Data extract:
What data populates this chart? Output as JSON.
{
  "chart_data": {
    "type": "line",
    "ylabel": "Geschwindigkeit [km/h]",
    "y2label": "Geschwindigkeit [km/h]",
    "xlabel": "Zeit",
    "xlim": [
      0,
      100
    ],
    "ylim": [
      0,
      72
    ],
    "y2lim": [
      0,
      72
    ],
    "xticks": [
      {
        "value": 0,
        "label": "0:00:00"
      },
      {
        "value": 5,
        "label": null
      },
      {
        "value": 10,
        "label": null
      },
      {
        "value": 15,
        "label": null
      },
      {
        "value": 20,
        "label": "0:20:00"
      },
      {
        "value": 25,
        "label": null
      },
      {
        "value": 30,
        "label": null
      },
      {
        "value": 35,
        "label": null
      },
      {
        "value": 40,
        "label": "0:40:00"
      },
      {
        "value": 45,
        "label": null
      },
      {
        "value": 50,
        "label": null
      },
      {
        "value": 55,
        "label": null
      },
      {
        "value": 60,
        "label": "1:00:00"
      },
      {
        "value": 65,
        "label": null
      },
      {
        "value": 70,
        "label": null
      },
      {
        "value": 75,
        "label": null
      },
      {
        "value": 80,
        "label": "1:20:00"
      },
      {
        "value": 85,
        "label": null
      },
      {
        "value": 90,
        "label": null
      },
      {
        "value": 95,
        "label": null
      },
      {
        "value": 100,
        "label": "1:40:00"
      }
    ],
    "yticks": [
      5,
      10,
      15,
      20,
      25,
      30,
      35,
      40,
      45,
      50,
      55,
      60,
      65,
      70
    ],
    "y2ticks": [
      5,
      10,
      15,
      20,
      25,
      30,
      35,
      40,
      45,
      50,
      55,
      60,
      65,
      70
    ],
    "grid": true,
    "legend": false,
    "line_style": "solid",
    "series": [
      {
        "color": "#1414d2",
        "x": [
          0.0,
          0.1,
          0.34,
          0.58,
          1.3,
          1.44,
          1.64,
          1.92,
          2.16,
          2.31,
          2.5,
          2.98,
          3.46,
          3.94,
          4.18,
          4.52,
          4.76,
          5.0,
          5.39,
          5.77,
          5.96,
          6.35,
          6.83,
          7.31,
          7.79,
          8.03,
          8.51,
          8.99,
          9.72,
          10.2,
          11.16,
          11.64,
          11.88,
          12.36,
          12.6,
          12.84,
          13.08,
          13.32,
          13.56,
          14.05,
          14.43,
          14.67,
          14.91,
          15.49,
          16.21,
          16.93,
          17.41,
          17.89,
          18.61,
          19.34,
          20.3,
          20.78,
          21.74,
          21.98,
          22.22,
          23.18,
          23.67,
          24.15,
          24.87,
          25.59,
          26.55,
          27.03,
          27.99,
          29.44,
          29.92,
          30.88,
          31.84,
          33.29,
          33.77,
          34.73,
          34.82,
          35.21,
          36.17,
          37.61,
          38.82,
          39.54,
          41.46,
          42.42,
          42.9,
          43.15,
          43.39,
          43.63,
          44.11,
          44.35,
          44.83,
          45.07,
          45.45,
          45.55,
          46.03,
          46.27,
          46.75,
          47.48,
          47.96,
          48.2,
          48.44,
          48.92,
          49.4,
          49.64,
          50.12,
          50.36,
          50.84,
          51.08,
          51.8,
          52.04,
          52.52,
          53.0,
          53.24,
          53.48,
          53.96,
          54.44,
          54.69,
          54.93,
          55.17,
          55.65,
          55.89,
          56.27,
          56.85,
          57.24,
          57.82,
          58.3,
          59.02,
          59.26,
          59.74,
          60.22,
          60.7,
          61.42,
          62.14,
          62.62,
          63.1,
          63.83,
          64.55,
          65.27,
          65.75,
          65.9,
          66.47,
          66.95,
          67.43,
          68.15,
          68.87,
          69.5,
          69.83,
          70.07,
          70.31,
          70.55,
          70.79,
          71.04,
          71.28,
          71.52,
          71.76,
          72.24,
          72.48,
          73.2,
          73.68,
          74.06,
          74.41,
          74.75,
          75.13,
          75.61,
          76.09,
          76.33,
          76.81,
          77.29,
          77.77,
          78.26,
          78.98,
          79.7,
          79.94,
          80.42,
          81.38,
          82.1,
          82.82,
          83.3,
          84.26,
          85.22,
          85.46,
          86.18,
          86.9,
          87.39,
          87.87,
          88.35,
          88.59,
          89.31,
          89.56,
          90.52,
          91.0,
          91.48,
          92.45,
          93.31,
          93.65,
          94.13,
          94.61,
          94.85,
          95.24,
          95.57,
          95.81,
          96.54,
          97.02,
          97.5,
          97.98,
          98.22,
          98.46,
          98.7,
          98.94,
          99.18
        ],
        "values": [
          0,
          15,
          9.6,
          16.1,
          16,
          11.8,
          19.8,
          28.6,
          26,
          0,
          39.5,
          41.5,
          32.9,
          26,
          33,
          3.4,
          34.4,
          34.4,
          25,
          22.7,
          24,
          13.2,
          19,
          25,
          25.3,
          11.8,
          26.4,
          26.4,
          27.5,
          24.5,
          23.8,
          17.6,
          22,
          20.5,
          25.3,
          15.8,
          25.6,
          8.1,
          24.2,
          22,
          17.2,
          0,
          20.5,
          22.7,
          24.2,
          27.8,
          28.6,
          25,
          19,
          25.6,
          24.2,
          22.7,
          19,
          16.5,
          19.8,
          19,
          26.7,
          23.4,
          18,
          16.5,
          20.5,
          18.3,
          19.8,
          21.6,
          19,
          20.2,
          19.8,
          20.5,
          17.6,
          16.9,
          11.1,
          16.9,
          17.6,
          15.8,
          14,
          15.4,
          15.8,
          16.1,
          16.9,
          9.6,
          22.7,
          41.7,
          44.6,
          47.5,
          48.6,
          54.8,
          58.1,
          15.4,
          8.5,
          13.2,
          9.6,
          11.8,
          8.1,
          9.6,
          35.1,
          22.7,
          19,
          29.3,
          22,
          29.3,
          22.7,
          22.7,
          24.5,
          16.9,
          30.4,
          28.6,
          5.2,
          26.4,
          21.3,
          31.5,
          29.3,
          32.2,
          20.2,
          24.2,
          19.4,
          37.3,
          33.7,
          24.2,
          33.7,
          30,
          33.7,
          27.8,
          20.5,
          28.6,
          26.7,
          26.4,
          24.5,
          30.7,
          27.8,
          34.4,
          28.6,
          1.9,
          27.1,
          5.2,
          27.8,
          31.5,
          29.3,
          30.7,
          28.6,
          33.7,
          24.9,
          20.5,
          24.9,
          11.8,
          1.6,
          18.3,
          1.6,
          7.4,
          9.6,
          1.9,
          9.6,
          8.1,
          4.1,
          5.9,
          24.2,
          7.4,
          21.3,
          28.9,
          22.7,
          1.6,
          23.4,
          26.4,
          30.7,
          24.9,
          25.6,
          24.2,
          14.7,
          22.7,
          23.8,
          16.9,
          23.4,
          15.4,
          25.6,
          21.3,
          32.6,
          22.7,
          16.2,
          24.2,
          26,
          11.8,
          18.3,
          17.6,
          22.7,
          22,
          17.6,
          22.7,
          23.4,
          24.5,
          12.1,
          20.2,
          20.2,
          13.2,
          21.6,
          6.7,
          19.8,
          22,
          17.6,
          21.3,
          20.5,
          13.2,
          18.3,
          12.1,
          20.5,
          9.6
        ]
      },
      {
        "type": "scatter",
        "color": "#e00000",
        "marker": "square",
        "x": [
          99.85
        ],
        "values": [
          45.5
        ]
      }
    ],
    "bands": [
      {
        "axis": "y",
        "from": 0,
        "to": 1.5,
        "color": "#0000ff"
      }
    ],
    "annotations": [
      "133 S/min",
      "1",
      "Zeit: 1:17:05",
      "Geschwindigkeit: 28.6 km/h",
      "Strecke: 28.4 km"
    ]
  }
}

Work instructions: From the entries above, extract each line containing "Geschwindigkeit".

Response below:
    "ylabel": "Geschwindigkeit [km/h]",
    "y2label": "Geschwindigkeit [km/h]",
      "Geschwindigkeit: 28.6 km/h",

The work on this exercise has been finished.